- _Extract provided_:

──────

A new residential real estate fundraising record was set last year, as managers raised some $33.55 billion. That eclipsed the $31.51 billion raised in 2021 and smashed past the totals for 2017-20, with the average in those four years coming in at just over $19 billion, peaking in 2019 at $22.32 billion.

Although the start to 2023 has been quieter – PERE’s preliminary figures put Q1 2023 fundraising at $2.16 billion, having surpassed $8 billion in Q1 2022 – the rally in residential, particularly as other sectors have struggled, has been noteworthy.

While it would not be wise to draw too many conclusions from a limited sample size, the amount of capital raised for sector-specific residential funds as a proportion of all real estate funds appears to have slipped slightly, from 46 percent in 2022 to 38 percent for Q1 2023, although that is in line with 2020.

Among the funds to have closed in the first three months of this year are HGI Multifamily Credit Fund, a $1.8 billion debt fund from Virginia-based manager Harbor Group, and Hillpointe Workforce Housing Partnership IV, a $500 million offering from Hillpointe, the market rate workforce housing specialist which is based in the US Southeast.

A further raft of large funds is in the works, led by Berkshire Residential Investments’ Berkshire Bridge Loan Investors-MF1 III fund, which is targeting $3.5 billion. All of the 10 largest funds in market are targeting $1 billion or more.

Here are three key trends to look out for as we go through the rest of the year.

1 Living in the office

Office real estate used to be a very safe bet. The covid-19 pandemic has not killed the office, but it has led to a widespread reappraisal of it, not least as firms such as Russell Investments forecast zero rental growth in offices over the next five years versus up to 15 percent in the residential market. 

The option of converting underused office space to residential appeals to many managers, although they are generally not yet rushing to act. Richard Sykes, development director at London-based Patron Capital, is far from a lone voice when he says: “We have looked at a lot of schemes, but frankly, none have convinced us.”

Partly, this reticence can be explained by uncertainty over ESG-related costs. Sebastiano Ferrante, deputy head of Europe at PGIM Real Estate, notes that “properties considered for conversion are often non-ESG compliant,” so would require significant investment. This is difficult at a time when cost inflation is making it harder than before to arrange funding.

Nonetheless, there are not significant conversion projects taking place. There are plans to raise more than $1.5 billion for commercial landlord Silverstein Properties to change unwanted office space into residential housing, while major projects are in the works from New York to Salt Lake City.

2 Getting to work(force)

The Hillpointe workforce fund from Q1 could well be a sign of things to come. It follows Salt Lake City-based Bridge Investment Group raising $1.74 billion for a workforce housing fund last year, the largest ever raised in the space.

Rachel Diller, senior managing director and co-CIO for workforce and affordable housing at the firm, is clear that investor demand will grow. She adds: “We have been investing in workforce housing for many years and are optimistic that even more capital will come.”

The other part of her brief, affordable housing, is also set to grow. It is, for example, the focus of the third-largest fund in market, HDFC Capital’s HCARE-3, which is targeting $2.2 billion.

3 Embracing technology

Residential real estate is becoming increasingly operationally intensive. As managers look to adapt to the changing demands placed upon them, they are turning to technology.

The potential applications of technology are many and varied. Artificial intelligence can help with everything from marketing – allowing prospective residents to get in touch 24/7 – to cutting costs and hitting ESG targets, including by improving energy efficiency, which is becoming more important as regulators look to improve the energy performance of properties.

A number of technologies are being developed and implemented. A bright digital future awaits.

──────

- _Record set_:
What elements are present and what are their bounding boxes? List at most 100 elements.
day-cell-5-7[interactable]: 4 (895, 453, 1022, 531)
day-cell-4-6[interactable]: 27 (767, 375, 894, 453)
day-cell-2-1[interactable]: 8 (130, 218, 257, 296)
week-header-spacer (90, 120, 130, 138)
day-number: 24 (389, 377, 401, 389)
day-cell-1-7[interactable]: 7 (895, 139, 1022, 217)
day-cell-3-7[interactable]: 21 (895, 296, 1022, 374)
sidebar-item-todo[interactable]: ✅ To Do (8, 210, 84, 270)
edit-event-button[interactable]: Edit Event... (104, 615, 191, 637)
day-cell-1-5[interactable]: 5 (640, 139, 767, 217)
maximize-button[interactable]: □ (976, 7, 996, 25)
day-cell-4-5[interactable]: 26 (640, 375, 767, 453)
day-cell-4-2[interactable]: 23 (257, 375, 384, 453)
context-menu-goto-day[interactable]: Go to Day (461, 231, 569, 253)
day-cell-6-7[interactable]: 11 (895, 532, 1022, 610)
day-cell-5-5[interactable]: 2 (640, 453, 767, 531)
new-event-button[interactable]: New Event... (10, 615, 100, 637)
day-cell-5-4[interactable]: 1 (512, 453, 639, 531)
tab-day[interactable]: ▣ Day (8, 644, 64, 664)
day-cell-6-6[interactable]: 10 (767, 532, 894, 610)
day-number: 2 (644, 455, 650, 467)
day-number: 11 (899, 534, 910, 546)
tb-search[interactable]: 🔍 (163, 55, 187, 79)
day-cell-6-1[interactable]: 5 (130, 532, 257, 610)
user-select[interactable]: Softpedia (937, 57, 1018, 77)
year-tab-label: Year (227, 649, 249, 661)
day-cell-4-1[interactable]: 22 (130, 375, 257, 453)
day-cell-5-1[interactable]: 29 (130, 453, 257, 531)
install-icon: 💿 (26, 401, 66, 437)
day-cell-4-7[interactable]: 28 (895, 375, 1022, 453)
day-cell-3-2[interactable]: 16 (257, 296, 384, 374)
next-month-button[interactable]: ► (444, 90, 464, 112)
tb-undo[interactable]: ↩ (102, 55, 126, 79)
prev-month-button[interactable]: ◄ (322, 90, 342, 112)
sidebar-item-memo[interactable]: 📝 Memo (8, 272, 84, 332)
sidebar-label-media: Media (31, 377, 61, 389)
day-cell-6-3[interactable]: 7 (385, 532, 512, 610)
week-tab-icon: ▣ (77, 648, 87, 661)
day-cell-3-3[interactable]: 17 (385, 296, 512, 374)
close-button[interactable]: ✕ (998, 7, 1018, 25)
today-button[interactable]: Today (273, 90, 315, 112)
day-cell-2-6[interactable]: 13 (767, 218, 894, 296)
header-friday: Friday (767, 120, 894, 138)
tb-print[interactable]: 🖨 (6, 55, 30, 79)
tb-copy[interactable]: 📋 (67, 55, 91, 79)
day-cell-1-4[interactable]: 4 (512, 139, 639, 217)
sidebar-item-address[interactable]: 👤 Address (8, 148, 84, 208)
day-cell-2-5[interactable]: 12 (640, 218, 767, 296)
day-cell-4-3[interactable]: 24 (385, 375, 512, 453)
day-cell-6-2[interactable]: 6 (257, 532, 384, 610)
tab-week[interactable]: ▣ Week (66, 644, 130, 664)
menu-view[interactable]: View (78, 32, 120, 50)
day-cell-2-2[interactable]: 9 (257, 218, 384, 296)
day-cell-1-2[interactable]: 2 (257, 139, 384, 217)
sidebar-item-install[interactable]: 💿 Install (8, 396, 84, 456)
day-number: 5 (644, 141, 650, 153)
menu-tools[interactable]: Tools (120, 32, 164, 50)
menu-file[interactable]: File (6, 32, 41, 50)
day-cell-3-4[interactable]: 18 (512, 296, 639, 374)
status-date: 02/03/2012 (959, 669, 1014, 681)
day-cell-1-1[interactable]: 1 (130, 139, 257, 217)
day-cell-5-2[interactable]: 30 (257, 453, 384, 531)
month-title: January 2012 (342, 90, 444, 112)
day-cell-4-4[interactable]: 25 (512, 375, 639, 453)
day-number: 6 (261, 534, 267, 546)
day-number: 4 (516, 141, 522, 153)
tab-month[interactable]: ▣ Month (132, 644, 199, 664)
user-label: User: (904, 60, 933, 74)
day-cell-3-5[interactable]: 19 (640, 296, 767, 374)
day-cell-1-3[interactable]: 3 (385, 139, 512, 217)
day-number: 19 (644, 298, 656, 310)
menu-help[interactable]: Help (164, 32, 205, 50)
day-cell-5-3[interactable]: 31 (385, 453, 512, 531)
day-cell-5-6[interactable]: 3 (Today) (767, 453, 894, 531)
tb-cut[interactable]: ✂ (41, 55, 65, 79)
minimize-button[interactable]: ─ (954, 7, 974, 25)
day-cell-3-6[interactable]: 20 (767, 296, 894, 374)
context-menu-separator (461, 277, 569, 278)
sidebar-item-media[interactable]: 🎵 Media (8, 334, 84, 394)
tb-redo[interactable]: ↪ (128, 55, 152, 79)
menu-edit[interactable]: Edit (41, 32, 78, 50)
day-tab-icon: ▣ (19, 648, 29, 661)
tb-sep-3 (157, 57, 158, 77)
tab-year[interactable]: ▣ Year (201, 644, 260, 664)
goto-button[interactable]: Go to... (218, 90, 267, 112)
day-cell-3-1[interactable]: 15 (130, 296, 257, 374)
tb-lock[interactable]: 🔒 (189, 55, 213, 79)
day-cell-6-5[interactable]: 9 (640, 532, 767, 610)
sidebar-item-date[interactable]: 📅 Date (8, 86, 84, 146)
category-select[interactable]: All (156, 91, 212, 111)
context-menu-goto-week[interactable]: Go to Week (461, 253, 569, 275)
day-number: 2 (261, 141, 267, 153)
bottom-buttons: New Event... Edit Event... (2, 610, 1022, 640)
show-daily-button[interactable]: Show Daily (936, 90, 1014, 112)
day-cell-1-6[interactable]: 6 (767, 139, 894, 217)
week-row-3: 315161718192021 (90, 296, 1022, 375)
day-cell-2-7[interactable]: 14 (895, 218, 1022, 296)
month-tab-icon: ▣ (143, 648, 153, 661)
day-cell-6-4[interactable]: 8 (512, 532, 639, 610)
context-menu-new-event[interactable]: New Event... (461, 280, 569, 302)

──────

- _What you need to do_:
A: Reproduce the passage of the article on residential real estate fundraising that begins at the words "The potential applications" and ends after the words "digital future awaits.".
B: List every fund that the article on residential real estate fundraising names.
The listing is not needed for any of this work.

- _Expected responses_:
A:
The potential applications of technology are many and varied. Artificial intelligence can help with everything from marketing – allowing prospective residents to get in touch 24/7 – to cutting costs and hitting ESG targets, including by improving energy efficiency, which is becoming more important as regulators look to improve the energy performance of properties.

A number of technologies are being developed and implemented. A bright digital future awaits.

B:
HGI Multifamily Credit Fund
Hillpointe Workforce Housing Partnership IV
Berkshire Bridge Loan Investors-MF1 III
HCARE-3